**Stated problem:**
Repeat each entry in full, exactly.

** Start **

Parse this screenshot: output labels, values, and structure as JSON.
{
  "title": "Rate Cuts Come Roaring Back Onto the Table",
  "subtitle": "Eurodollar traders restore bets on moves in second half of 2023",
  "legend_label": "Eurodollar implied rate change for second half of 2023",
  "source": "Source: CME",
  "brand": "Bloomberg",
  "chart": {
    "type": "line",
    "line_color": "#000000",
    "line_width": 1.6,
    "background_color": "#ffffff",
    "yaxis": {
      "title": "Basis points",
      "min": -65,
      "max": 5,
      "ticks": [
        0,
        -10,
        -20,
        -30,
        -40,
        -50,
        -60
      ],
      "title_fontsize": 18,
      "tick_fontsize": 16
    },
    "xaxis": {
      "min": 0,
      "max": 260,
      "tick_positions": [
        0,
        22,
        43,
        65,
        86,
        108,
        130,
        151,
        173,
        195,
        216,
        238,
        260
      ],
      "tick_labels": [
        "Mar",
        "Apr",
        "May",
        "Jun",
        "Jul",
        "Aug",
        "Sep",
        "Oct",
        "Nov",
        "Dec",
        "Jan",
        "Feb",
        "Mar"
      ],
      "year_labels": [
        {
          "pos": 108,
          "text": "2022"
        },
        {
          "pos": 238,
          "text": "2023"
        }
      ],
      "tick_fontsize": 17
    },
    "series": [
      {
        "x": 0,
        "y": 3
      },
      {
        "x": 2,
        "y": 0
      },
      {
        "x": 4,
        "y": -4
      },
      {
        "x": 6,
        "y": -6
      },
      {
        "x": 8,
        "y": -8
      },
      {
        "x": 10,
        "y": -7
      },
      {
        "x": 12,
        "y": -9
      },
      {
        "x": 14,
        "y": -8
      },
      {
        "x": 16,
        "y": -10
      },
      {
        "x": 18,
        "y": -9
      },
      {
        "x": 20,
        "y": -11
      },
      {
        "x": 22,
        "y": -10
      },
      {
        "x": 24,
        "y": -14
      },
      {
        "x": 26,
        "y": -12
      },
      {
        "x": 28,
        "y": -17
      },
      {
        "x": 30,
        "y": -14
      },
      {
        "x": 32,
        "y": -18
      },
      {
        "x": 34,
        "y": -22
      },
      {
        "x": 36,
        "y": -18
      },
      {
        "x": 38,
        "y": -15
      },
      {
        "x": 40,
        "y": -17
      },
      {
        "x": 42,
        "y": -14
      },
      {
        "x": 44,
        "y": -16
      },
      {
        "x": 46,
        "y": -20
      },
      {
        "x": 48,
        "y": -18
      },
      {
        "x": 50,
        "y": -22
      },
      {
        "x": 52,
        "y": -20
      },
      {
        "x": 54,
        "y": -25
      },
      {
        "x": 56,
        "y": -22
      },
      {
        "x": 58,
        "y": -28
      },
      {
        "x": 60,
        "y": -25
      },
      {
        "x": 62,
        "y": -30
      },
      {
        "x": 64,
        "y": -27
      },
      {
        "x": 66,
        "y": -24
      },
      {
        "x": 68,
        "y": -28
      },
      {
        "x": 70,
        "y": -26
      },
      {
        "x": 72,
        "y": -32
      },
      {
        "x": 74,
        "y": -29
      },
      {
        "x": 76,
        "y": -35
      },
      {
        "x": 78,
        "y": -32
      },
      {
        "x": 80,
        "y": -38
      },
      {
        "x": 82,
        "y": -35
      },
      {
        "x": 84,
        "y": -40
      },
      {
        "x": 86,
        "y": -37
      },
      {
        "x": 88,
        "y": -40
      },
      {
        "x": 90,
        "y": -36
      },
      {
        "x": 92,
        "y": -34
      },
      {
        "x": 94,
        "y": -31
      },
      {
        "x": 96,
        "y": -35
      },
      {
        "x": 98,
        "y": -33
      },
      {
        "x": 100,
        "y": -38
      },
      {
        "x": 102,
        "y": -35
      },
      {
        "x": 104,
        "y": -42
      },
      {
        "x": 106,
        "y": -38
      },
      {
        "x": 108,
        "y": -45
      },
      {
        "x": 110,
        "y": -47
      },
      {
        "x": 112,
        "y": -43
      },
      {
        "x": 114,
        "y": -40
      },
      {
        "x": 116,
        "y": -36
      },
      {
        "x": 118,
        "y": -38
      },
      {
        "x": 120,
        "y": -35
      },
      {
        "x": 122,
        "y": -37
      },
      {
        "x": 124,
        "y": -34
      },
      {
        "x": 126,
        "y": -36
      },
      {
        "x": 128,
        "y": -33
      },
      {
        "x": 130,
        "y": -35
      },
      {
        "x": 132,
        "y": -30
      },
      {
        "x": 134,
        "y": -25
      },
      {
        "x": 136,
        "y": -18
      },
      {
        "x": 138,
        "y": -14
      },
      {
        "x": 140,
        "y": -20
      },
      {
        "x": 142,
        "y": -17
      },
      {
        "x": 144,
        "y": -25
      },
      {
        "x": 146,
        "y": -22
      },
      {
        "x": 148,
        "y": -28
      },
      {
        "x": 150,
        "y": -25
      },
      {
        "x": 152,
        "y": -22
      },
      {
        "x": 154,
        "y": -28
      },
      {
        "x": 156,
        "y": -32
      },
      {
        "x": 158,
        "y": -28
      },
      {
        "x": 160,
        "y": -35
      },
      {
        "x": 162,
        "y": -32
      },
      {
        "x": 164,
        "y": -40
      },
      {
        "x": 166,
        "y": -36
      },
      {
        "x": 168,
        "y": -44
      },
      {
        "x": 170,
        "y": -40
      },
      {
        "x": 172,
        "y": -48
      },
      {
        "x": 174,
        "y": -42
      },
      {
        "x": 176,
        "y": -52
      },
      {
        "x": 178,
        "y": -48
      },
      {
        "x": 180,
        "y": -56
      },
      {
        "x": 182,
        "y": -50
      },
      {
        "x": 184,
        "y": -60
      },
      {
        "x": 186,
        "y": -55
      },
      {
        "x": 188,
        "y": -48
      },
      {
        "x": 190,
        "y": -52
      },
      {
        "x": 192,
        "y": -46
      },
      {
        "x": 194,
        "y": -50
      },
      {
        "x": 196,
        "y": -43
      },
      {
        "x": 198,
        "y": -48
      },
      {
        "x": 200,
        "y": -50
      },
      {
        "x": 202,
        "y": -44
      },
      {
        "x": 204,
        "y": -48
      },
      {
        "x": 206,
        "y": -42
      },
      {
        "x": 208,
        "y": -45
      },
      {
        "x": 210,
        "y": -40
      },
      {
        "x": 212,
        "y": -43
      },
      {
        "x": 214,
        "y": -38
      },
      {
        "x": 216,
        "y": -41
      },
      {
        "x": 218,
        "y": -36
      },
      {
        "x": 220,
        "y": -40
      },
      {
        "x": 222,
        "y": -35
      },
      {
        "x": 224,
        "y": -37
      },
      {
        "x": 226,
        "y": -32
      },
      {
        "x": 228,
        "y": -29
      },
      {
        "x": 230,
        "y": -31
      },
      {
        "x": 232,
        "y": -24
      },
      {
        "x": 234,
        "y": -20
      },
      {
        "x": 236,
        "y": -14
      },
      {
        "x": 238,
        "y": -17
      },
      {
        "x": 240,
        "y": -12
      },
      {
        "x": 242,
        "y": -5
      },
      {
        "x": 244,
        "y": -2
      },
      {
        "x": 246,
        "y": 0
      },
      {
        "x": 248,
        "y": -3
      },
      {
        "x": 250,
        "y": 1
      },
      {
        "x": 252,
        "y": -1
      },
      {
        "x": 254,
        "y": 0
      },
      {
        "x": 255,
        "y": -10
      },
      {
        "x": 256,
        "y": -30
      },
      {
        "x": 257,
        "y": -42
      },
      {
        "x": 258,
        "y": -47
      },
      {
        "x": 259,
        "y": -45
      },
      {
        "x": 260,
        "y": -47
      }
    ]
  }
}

** End **

**Output of the exercise:**
Parse this screenshot: output labels, values, and structure as JSON.
{
  "title": "Rate Cuts Come Roaring Back Onto the Table",
  "subtitle": "Eurodollar traders restore bets on moves in second half of 2023",
  "legend_label": "Eurodollar implied rate change for second half of 2023",
  "source": "Source: CME",
  "brand": "Bloomberg",
  "chart": {
    "type": "line",
    "line_color": "#000000",
    "line_width": 1.6,
    "background_color": "#ffffff",
    "yaxis": {
      "title": "Basis points",
      "min": -65,
      "max": 5,
      "ticks": [
        0,
        -10,
        -20,
        -30,
        -40,
        -50,
        -60
      ],
      "title_fontsize": 18,
      "tick_fontsize": 16
    },
    "xaxis": {
      "min": 0,
      "max": 260,
      "tick_positions": [
        0,
        22,
        43,
        65,
        86,
        108,
        130,
        151,
        173,
        195,
        216,
        238,
        260
      ],
      "tick_labels": [
        "Mar",
        "Apr",
        "May",
        "Jun",
        "Jul",
        "Aug",
        "Sep",
        "Oct",
        "Nov",
        "Dec",
        "Jan",
        "Feb",
        "Mar"
      ],
      "year_labels": [
        {
          "pos": 108,
          "text": "2022"
        },
        {
          "pos": 238,
          "text": "2023"
        }
      ],
      "tick_fontsize": 17
    },
    "series": [
      {
        "x": 0,
        "y": 3
      },
      {
        "x": 2,
        "y": 0
      },
      {
        "x": 4,
        "y": -4
      },
      {
        "x": 6,
        "y": -6
      },
      {
        "x": 8,
        "y": -8
      },
      {
        "x": 10,
        "y": -7
      },
      {
        "x": 12,
        "y": -9
      },
      {
        "x": 14,
        "y": -8
      },
      {
        "x": 16,
        "y": -10
      },
      {
        "x": 18,
        "y": -9
      },
      {
        "x": 20,
        "y": -11
      },
      {
        "x": 22,
        "y": -10
      },
      {
        "x": 24,
        "y": -14
      },
      {
        "x": 26,
        "y": -12
      },
      {
        "x": 28,
        "y": -17
      },
      {
        "x": 30,
        "y": -14
      },
      {
        "x": 32,
        "y": -18
      },
      {
        "x": 34,
        "y": -22
      },
      {
        "x": 36,
        "y": -18
      },
      {
        "x": 38,
        "y": -15
      },
      {
        "x": 40,
        "y": -17
      },
      {
        "x": 42,
        "y": -14
      },
      {
        "x": 44,
        "y": -16
      },
      {
        "x": 46,
        "y": -20
      },
      {
        "x": 48,
        "y": -18
      },
      {
        "x": 50,
        "y": -22
      },
      {
        "x": 52,
        "y": -20
      },
      {
        "x": 54,
        "y": -25
      },
      {
        "x": 56,
        "y": -22
      },
      {
        "x": 58,
        "y": -28
      },
      {
        "x": 60,
        "y": -25
      },
      {
        "x": 62,
        "y": -30
      },
      {
        "x": 64,
        "y": -27
      },
      {
        "x": 66,
        "y": -24
      },
      {
        "x": 68,
        "y": -28
      },
      {
        "x": 70,
        "y": -26
      },
      {
        "x": 72,
        "y": -32
      },
      {
        "x": 74,
        "y": -29
      },
      {
        "x": 76,
        "y": -35
      },
      {
        "x": 78,
        "y": -32
      },
      {
        "x": 80,
        "y": -38
      },
      {
        "x": 82,
        "y": -35
      },
      {
        "x": 84,
        "y": -40
      },
      {
        "x": 86,
        "y": -37
      },
      {
        "x": 88,
        "y": -40
      },
      {
        "x": 90,
        "y": -36
      },
      {
        "x": 92,
        "y": -34
      },
      {
        "x": 94,
        "y": -31
      },
      {
        "x": 96,
        "y": -35
      },
      {
        "x": 98,
        "y": -33
      },
      {
        "x": 100,
        "y": -38
      },
      {
        "x": 102,
        "y": -35
      },
      {
        "x": 104,
        "y": -42
      },
      {
        "x": 106,
        "y": -38
      },
      {
        "x": 108,
        "y": -45
      },
      {
        "x": 110,
        "y": -47
      },
      {
        "x": 112,
        "y": -43
      },
      {
        "x": 114,
        "y": -40
      },
      {
        "x": 116,
        "y": -36
      },
      {
        "x": 118,
        "y": -38
      },
      {
        "x": 120,
        "y": -35
      },
      {
        "x": 122,
        "y": -37
      },
      {
        "x": 124,
        "y": -34
      },
      {
        "x": 126,
        "y": -36
      },
      {
        "x": 128,
        "y": -33
      },
      {
        "x": 130,
        "y": -35
      },
      {
        "x": 132,
        "y": -30
      },
      {
        "x": 134,
        "y": -25
      },
      {
        "x": 136,
        "y": -18
      },
      {
        "x": 138,
        "y": -14
      },
      {
        "x": 140,
        "y": -20
      },
      {
        "x": 142,
        "y": -17
      },
      {
        "x": 144,
        "y": -25
      },
      {
        "x": 146,
        "y": -22
      },
      {
        "x": 148,
        "y": -28
      },
      {
        "x": 150,
        "y": -25
      },
      {
        "x": 152,
        "y": -22
      },
      {
        "x": 154,
        "y": -28
      },
      {
        "x": 156,
        "y": -32
      },
      {
        "x": 158,
        "y": -28
      },
      {
        "x": 160,
        "y": -35
      },
      {
        "x": 162,
        "y": -32
      },
      {
        "x": 164,
        "y": -40
      },
      {
        "x": 166,
        "y": -36
      },
      {
        "x": 168,
        "y": -44
      },
      {
        "x": 170,
        "y": -40
      },
      {
        "x": 172,
        "y": -48
      },
      {
        "x": 174,
        "y": -42
      },
      {
        "x": 176,
        "y": -52
      },
      {
        "x": 178,
        "y": -48
      },
      {
        "x": 180,
        "y": -56
      },
      {
        "x": 182,
        "y": -50
      },
      {
        "x": 184,
        "y": -60
      },
      {
        "x": 186,
        "y": -55
      },
      {
        "x": 188,
        "y": -48
      },
      {
        "x": 190,
        "y": -52
      },
      {
        "x": 192,
        "y": -46
      },
      {
        "x": 194,
        "y": -50
      },
      {
        "x": 196,
        "y": -43
      },
      {
        "x": 198,
        "y": -48
      },
      {
        "x": 200,
        "y": -50
      },
      {
        "x": 202,
        "y": -44
      },
      {
        "x": 204,
        "y": -48
      },
      {
        "x": 206,
        "y": -42
      },
      {
        "x": 208,
        "y": -45
      },
      {
        "x": 210,
        "y": -40
      },
      {
        "x": 212,
        "y": -43
      },
      {
        "x": 214,
        "y": -38
      },
      {
        "x": 216,
        "y": -41
      },
      {
        "x": 218,
        "y": -36
      },
      {
        "x": 220,
        "y": -40
      },
      {
        "x": 222,
        "y": -35
      },
      {
        "x": 224,
        "y": -37
      },
      {
        "x": 226,
        "y": -32
      },
      {
        "x": 228,
        "y": -29
      },
      {
        "x": 230,
        "y": -31
      },
      {
        "x": 232,
        "y": -24
      },
      {
        "x": 234,
        "y": -20
      },
      {
        "x": 236,
        "y": -14
      },
      {
        "x": 238,
        "y": -17
      },
      {
        "x": 240,
        "y": -12
      },
      {
        "x": 242,
        "y": -5
      },
      {
        "x": 244,
        "y": -2
      },
      {
        "x": 246,
        "y": 0
      },
      {
        "x": 248,
        "y": -3
      },
      {
        "x": 250,
        "y": 1
      },
      {
        "x": 252,
        "y": -1
      },
      {
        "x": 254,
        "y": 0
      },
      {
        "x": 255,
        "y": -10
      },
      {
        "x": 256,
        "y": -30
      },
      {
        "x": 257,
        "y": -42
      },
      {
        "x": 258,
        "y": -47
      },
      {
        "x": 259,
        "y": -45
      },
      {
        "x": 260,
        "y": -47
      }
    ]
  }
}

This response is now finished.